EXERCISE OBJECTIVE: Select, from the material below, each line with "Festhypothek" in it.

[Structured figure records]
<<<<
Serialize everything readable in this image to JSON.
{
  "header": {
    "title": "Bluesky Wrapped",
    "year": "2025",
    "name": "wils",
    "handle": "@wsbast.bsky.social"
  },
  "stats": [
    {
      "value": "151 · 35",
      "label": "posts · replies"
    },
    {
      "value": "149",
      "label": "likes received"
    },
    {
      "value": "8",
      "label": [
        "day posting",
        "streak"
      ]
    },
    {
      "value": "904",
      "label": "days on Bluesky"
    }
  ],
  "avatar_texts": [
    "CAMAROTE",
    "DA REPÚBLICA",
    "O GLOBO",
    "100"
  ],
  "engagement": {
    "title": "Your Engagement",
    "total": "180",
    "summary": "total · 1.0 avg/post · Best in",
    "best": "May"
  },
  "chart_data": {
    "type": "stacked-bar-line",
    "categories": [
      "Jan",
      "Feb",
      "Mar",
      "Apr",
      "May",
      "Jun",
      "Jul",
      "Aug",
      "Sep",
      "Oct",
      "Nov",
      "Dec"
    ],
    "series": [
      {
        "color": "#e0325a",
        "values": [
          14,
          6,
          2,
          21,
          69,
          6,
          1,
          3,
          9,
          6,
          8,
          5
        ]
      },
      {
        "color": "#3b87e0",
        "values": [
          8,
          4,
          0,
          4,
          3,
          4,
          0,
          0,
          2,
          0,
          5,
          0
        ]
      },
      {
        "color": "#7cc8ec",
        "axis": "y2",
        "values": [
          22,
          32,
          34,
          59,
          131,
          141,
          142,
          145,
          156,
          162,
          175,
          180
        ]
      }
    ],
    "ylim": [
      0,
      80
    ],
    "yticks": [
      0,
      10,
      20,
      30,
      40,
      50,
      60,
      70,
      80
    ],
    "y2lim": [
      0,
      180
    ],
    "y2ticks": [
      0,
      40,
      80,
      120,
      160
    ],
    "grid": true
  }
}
>>>>
<<<<
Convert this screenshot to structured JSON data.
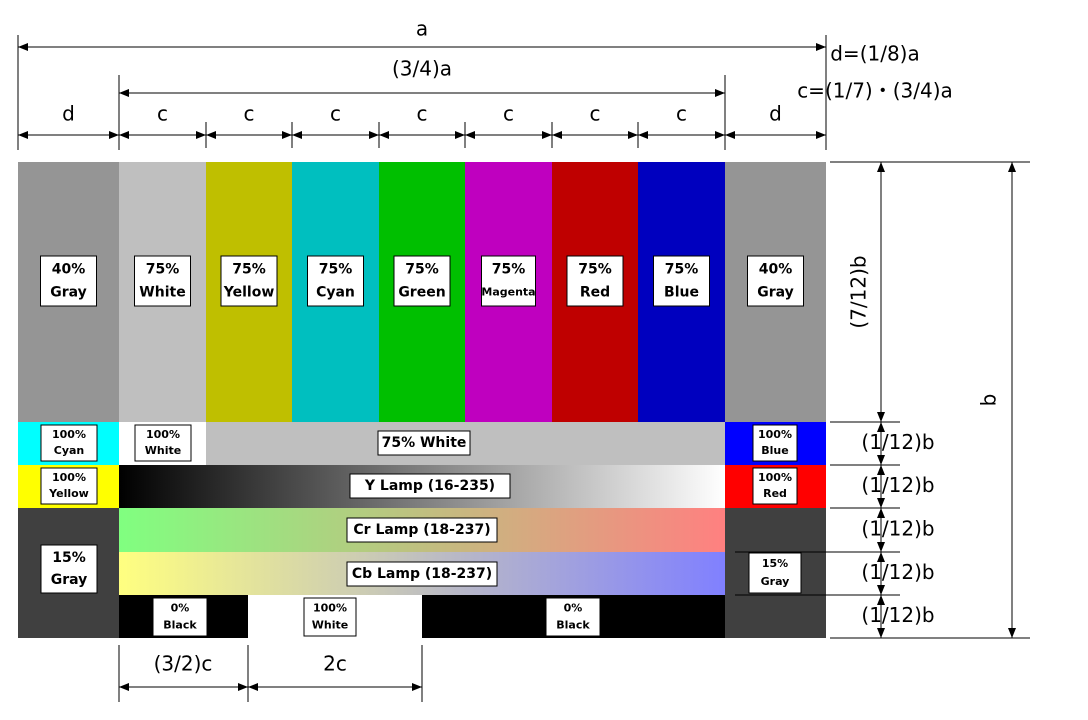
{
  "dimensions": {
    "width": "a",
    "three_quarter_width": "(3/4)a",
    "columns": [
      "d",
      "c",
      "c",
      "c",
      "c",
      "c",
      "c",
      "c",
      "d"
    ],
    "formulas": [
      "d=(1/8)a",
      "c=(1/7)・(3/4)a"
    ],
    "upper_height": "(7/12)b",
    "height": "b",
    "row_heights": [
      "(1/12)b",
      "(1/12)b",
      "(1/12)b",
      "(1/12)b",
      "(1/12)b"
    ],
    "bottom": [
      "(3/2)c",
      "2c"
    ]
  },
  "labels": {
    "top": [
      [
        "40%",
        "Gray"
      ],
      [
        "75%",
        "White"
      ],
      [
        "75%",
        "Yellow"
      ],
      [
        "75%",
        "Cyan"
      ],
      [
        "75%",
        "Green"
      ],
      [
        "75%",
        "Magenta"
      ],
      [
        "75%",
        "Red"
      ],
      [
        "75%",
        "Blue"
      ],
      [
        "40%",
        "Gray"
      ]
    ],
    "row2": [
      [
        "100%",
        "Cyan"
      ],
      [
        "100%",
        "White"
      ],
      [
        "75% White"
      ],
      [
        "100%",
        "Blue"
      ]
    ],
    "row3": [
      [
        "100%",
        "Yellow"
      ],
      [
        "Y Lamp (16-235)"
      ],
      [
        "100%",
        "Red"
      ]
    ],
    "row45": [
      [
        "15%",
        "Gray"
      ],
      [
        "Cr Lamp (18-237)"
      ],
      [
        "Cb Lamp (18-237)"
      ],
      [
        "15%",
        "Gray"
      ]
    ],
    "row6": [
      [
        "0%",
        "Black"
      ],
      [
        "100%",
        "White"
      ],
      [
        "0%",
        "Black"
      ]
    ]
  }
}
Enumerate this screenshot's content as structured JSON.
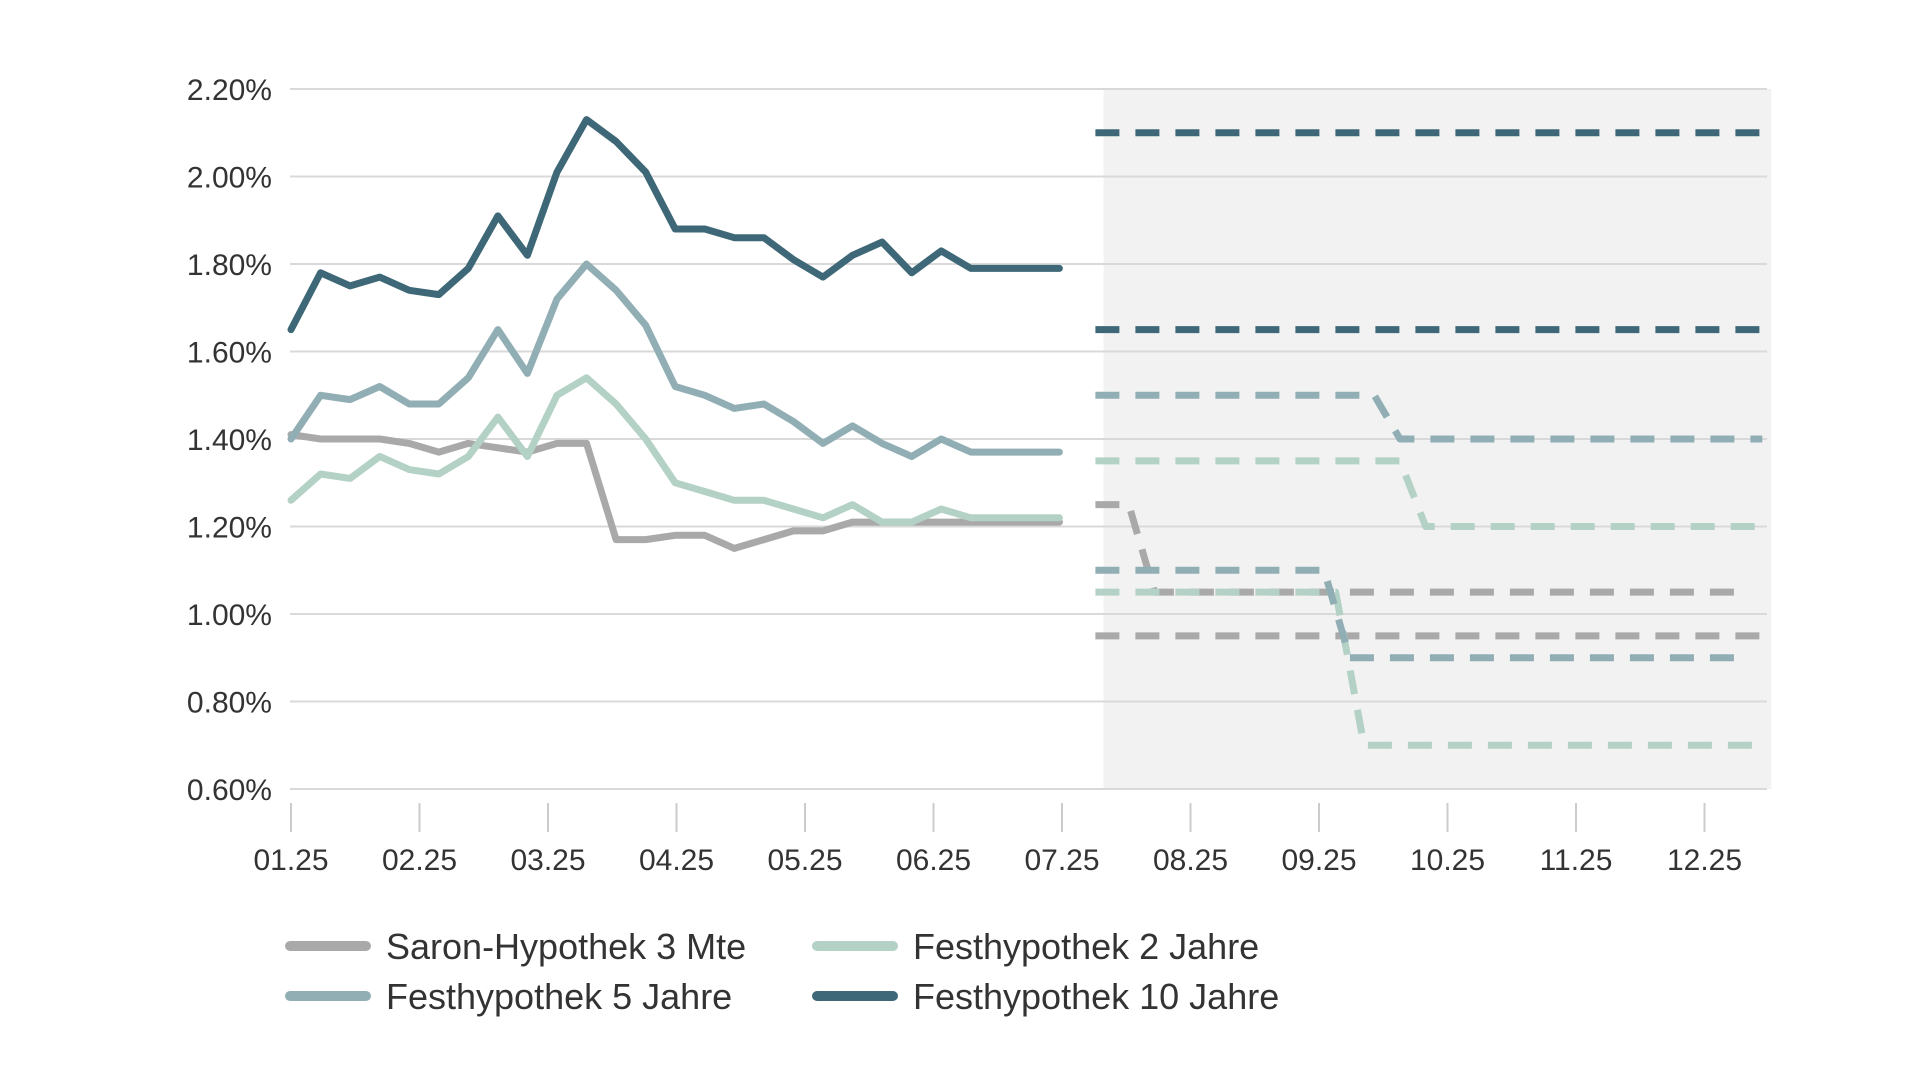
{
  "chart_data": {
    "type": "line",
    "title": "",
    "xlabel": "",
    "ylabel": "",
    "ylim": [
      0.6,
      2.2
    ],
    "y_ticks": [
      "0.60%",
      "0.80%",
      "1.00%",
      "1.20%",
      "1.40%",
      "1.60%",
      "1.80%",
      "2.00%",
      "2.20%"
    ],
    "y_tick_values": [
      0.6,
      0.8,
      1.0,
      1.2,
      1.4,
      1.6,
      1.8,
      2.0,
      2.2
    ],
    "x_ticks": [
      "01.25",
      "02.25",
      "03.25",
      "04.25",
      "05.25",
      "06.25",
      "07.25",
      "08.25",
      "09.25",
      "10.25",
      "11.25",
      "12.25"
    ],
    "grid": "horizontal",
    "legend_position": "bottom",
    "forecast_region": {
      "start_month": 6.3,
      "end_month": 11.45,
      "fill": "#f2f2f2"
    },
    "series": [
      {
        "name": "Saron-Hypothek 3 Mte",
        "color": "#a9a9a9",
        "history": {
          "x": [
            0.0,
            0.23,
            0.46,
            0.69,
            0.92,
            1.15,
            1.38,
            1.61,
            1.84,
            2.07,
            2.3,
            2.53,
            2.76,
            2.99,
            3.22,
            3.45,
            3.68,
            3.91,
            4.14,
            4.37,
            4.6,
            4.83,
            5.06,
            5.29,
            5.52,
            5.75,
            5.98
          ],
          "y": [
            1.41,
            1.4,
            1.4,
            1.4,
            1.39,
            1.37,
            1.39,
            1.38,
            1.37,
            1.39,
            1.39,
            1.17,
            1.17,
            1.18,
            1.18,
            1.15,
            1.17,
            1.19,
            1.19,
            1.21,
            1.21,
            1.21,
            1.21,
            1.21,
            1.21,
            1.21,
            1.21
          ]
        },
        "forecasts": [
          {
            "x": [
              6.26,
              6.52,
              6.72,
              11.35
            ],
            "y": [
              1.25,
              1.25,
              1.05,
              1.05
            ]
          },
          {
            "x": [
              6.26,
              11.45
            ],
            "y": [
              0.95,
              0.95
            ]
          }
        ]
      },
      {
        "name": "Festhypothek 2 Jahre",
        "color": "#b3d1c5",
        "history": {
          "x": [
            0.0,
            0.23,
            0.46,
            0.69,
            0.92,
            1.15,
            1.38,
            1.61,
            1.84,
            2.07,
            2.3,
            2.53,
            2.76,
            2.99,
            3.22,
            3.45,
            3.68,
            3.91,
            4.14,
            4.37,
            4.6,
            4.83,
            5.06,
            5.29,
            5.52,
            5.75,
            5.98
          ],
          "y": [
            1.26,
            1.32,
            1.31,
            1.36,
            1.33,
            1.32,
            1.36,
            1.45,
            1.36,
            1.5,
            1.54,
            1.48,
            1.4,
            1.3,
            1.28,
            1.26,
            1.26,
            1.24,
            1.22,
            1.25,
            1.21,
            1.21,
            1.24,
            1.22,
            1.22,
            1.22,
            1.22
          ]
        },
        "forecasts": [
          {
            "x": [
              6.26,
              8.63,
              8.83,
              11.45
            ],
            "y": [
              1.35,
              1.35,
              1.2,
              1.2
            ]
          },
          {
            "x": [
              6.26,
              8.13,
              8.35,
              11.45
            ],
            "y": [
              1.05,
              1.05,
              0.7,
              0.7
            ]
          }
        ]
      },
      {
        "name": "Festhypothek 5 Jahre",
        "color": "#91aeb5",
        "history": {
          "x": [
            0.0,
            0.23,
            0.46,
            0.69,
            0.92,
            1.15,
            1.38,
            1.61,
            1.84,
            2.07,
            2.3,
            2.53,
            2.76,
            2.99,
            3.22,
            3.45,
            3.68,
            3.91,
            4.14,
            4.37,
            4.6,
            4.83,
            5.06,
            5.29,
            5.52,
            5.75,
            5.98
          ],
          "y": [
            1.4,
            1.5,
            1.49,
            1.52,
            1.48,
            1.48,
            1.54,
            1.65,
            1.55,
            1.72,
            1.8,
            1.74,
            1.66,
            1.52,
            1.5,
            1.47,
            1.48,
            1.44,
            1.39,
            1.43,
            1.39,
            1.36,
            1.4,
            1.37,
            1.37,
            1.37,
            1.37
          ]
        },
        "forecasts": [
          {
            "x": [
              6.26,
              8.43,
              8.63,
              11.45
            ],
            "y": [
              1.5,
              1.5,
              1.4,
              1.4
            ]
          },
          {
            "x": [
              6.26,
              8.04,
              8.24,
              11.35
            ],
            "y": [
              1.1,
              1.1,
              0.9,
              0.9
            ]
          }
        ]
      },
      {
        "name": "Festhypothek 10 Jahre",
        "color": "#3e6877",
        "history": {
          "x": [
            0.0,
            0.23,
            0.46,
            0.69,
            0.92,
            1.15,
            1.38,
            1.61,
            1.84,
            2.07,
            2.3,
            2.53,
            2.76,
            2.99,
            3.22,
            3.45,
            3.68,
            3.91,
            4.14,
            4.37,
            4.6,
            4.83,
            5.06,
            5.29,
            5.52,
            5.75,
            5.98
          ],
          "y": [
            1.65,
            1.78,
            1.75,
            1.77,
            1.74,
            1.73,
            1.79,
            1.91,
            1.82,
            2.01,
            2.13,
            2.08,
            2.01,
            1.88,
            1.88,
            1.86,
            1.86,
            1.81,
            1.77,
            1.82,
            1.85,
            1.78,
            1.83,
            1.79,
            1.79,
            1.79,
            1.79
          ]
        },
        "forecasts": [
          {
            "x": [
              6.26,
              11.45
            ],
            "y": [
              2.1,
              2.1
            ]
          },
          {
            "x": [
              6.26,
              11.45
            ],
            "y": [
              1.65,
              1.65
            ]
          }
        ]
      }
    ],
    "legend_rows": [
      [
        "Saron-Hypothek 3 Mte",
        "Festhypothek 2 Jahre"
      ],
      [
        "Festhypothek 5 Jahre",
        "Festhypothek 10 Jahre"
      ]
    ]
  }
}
>>>>
EXPECTED ANSWER:
        "name": "Festhypothek 2 Jahre",
        "name": "Festhypothek 5 Jahre",
        "name": "Festhypothek 10 Jahre",
        "Festhypothek 2 Jahre"
        "Festhypothek 5 Jahre",
        "Festhypothek 10 Jahre"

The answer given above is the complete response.